[Stored records]
+ + +

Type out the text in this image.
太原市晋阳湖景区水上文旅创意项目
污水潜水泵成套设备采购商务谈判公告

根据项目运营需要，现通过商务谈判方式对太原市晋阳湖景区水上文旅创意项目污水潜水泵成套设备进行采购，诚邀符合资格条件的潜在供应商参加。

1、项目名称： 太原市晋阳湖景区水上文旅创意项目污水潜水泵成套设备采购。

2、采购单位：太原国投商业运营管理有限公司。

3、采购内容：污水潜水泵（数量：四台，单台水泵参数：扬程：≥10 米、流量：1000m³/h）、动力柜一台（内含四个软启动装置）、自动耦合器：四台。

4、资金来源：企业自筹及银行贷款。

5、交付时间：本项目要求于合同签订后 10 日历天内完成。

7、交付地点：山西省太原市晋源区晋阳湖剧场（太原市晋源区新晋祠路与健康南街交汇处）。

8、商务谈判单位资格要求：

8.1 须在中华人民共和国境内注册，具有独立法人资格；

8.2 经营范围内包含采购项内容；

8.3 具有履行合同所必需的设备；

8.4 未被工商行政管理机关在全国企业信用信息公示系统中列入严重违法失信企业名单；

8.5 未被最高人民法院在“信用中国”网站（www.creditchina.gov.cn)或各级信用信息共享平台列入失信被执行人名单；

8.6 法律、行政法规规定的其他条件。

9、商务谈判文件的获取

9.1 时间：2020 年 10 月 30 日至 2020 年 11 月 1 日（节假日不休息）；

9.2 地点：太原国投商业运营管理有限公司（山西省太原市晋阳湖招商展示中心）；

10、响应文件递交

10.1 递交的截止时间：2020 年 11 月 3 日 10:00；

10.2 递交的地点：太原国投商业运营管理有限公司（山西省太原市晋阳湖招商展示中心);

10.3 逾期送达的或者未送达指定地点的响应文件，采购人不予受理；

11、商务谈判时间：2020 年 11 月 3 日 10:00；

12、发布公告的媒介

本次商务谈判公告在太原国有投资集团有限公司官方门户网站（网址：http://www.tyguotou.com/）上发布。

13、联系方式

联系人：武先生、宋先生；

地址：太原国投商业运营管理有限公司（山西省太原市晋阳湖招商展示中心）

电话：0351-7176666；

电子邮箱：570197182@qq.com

+ + +

Direction:
Give the listing again, word for word.

Written answer:
Type out the text in this image.
太原市晋阳湖景区水上文旅创意项目
污水潜水泵成套设备采购商务谈判公告

根据项目运营需要，现通过商务谈判方式对太原市晋阳湖景区水上文旅创意项目污水潜水泵成套设备进行采购，诚邀符合资格条件的潜在供应商参加。

1、项目名称： 太原市晋阳湖景区水上文旅创意项目污水潜水泵成套设备采购。

2、采购单位：太原国投商业运营管理有限公司。

3、采购内容：污水潜水泵（数量：四台，单台水泵参数：扬程：≥10 米、流量：1000m³/h）、动力柜一台（内含四个软启动装置）、自动耦合器：四台。

4、资金来源：企业自筹及银行贷款。

5、交付时间：本项目要求于合同签订后 10 日历天内完成。

7、交付地点：山西省太原市晋源区晋阳湖剧场（太原市晋源区新晋祠路与健康南街交汇处）。

8、商务谈判单位资格要求：

8.1 须在中华人民共和国境内注册，具有独立法人资格；

8.2 经营范围内包含采购项内容；

8.3 具有履行合同所必需的设备；

8.4 未被工商行政管理机关在全国企业信用信息公示系统中列入严重违法失信企业名单；

8.5 未被最高人民法院在“信用中国”网站（www.creditchina.gov.cn)或各级信用信息共享平台列入失信被执行人名单；

8.6 法律、行政法规规定的其他条件。

9、商务谈判文件的获取

9.1 时间：2020 年 10 月 30 日至 2020 年 11 月 1 日（节假日不休息）；

9.2 地点：太原国投商业运营管理有限公司（山西省太原市晋阳湖招商展示中心）；

10、响应文件递交

10.1 递交的截止时间：2020 年 11 月 3 日 10:00；

10.2 递交的地点：太原国投商业运营管理有限公司（山西省太原市晋阳湖招商展示中心);

10.3 逾期送达的或者未送达指定地点的响应文件，采购人不予受理；

11、商务谈判时间：2020 年 11 月 3 日 10:00；

12、发布公告的媒介

本次商务谈判公告在太原国有投资集团有限公司官方门户网站（网址：http://www.tyguotou.com/）上发布。

13、联系方式

联系人：武先生、宋先生；

地址：太原国投商业运营管理有限公司（山西省太原市晋阳湖招商展示中心）

电话：0351-7176666；

电子邮箱：570197182@qq.com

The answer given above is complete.